Reproduce the material exactly, omitting nothing.

● SUPPLIED ENTRIES:
## Start

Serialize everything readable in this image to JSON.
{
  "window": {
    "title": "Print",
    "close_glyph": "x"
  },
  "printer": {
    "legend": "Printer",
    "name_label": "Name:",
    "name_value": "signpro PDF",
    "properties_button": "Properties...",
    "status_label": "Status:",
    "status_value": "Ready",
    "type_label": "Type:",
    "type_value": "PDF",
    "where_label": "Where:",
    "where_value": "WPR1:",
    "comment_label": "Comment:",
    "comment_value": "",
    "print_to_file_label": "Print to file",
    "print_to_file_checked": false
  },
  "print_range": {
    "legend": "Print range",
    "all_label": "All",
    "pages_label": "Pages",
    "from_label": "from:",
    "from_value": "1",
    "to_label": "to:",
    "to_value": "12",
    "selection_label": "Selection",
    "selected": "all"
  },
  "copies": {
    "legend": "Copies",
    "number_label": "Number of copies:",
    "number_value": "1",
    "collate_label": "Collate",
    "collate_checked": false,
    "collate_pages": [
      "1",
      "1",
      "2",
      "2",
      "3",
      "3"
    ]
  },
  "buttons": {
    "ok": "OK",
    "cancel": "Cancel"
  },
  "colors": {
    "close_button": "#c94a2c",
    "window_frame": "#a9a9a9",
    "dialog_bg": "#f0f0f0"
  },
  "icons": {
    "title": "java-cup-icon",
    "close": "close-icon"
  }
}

## End

● ANSWER TO THIS TASK:
Serialize everything readable in this image to JSON.
{
  "window": {
    "title": "Print",
    "close_glyph": "x"
  },
  "printer": {
    "legend": "Printer",
    "name_label": "Name:",
    "name_value": "signpro PDF",
    "properties_button": "Properties...",
    "status_label": "Status:",
    "status_value": "Ready",
    "type_label": "Type:",
    "type_value": "PDF",
    "where_label": "Where:",
    "where_value": "WPR1:",
    "comment_label": "Comment:",
    "comment_value": "",
    "print_to_file_label": "Print to file",
    "print_to_file_checked": false
  },
  "print_range": {
    "legend": "Print range",
    "all_label": "All",
    "pages_label": "Pages",
    "from_label": "from:",
    "from_value": "1",
    "to_label": "to:",
    "to_value": "12",
    "selection_label": "Selection",
    "selected": "all"
  },
  "copies": {
    "legend": "Copies",
    "number_label": "Number of copies:",
    "number_value": "1",
    "collate_label": "Collate",
    "collate_checked": false,
    "collate_pages": [
      "1",
      "1",
      "2",
      "2",
      "3",
      "3"
    ]
  },
  "buttons": {
    "ok": "OK",
    "cancel": "Cancel"
  },
  "colors": {
    "close_button": "#c94a2c",
    "window_frame": "#a9a9a9",
    "dialog_bg": "#f0f0f0"
  },
  "icons": {
    "title": "java-cup-icon",
    "close": "close-icon"
  }
}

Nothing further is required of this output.